[EXERCISE MATERIAL]

* * * * * * *

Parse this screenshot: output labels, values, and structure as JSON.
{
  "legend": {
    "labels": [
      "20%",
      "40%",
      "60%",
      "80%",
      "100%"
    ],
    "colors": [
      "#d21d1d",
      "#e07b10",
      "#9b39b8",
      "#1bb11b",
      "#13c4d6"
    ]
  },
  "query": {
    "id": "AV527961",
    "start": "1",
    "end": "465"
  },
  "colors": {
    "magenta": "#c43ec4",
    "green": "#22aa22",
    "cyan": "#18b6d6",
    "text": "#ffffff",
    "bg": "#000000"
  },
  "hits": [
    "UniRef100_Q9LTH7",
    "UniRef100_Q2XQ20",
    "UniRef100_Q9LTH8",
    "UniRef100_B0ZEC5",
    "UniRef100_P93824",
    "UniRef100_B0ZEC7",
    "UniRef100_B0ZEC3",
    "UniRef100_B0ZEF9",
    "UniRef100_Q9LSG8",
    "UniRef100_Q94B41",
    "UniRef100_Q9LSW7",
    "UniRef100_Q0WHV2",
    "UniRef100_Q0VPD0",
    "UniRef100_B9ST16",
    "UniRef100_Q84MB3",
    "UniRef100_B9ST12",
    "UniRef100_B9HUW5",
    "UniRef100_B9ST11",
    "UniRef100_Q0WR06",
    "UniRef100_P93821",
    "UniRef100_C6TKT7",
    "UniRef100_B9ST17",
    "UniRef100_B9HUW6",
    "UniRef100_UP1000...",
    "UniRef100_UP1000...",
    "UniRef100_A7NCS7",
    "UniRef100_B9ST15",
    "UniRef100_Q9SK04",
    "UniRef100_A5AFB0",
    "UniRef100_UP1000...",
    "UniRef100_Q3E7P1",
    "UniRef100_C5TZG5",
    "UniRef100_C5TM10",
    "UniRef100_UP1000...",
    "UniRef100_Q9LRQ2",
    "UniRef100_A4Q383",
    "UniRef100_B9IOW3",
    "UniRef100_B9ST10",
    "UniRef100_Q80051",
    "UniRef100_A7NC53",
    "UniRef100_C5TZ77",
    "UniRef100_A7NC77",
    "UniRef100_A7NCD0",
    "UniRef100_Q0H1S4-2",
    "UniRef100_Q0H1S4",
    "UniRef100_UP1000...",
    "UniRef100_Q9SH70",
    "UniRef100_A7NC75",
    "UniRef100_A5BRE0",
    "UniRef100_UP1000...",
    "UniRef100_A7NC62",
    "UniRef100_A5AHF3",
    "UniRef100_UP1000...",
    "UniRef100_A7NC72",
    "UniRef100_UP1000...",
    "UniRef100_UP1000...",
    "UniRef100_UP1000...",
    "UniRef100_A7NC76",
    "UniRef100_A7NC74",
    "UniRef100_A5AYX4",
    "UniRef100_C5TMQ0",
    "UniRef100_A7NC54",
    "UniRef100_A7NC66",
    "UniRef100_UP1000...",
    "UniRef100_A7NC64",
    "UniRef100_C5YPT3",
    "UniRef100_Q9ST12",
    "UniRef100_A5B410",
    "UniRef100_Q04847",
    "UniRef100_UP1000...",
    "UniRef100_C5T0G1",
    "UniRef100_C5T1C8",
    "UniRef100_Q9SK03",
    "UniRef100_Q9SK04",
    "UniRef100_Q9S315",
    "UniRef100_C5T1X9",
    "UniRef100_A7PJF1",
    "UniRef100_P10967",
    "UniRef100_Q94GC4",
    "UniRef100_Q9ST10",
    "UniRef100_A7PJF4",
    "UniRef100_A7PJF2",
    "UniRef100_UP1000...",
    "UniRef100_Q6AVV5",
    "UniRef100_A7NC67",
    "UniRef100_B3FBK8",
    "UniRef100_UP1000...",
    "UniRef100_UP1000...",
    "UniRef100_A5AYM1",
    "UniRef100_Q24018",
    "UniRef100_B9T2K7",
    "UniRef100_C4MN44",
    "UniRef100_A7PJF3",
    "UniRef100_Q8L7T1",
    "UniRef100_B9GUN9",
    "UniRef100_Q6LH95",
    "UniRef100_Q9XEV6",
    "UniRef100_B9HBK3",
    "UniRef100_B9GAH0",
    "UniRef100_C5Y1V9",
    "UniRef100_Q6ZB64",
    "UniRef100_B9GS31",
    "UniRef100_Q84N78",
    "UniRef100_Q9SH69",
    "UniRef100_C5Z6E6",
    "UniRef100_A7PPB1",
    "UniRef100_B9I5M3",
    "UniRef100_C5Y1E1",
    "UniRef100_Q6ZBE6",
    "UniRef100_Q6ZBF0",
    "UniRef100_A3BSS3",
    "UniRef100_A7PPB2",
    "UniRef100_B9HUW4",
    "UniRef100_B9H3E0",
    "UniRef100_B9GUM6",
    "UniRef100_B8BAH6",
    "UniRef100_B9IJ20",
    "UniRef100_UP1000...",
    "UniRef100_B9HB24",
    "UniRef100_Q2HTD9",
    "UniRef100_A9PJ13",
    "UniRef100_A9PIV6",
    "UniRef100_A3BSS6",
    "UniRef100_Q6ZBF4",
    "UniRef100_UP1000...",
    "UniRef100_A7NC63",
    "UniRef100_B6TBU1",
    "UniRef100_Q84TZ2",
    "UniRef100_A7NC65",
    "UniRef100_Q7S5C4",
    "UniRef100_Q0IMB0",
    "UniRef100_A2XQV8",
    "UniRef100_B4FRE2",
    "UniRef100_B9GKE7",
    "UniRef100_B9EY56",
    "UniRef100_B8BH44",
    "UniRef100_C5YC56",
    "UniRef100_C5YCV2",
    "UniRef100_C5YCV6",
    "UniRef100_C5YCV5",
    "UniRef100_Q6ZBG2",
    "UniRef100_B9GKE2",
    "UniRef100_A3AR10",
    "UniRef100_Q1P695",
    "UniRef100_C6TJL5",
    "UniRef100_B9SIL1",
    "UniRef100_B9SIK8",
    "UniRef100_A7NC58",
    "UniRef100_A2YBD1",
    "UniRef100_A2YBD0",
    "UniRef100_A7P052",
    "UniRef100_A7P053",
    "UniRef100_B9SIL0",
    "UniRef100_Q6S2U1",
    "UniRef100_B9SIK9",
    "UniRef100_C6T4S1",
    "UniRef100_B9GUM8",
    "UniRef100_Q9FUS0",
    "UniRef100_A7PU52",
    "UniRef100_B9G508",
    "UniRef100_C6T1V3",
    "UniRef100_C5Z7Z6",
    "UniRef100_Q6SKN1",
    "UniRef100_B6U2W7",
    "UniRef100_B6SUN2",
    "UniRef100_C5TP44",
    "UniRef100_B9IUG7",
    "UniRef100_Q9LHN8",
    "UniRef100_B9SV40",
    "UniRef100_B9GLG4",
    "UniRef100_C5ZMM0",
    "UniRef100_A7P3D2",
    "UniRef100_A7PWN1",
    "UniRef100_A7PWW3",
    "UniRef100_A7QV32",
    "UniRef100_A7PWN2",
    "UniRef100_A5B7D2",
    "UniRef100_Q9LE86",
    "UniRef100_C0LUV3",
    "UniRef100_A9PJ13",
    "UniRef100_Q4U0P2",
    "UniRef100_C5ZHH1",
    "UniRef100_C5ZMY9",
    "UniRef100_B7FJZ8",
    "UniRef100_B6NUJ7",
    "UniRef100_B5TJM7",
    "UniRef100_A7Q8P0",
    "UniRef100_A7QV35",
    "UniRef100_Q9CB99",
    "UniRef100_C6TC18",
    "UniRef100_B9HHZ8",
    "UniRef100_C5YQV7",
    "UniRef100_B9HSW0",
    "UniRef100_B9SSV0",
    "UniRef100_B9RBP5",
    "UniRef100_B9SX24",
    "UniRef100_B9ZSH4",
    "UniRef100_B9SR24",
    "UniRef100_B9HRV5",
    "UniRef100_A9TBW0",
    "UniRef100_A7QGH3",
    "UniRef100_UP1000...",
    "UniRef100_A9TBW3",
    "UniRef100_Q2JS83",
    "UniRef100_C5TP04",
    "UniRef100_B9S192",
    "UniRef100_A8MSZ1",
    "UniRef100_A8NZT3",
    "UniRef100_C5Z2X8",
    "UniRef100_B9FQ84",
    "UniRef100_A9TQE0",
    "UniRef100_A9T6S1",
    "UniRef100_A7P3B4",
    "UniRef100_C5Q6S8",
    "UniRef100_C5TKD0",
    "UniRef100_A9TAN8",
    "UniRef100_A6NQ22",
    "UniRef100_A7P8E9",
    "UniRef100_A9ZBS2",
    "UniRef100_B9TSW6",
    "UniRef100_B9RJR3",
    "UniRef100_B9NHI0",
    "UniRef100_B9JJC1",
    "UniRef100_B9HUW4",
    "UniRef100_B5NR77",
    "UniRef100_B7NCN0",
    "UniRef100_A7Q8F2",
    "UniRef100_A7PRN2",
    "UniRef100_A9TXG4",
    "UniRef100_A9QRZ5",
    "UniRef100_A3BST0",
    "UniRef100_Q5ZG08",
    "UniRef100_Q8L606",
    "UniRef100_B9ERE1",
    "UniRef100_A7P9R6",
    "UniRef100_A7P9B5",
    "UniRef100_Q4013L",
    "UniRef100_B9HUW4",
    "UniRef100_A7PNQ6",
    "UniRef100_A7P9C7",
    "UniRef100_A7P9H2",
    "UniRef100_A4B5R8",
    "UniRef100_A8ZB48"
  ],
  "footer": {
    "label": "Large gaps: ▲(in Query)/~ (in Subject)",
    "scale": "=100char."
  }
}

* * * * * * *

[GIVEN REQUEST] Find how many lines hold the string "labels", and state that number alone.

[ANSWER BELOW] 2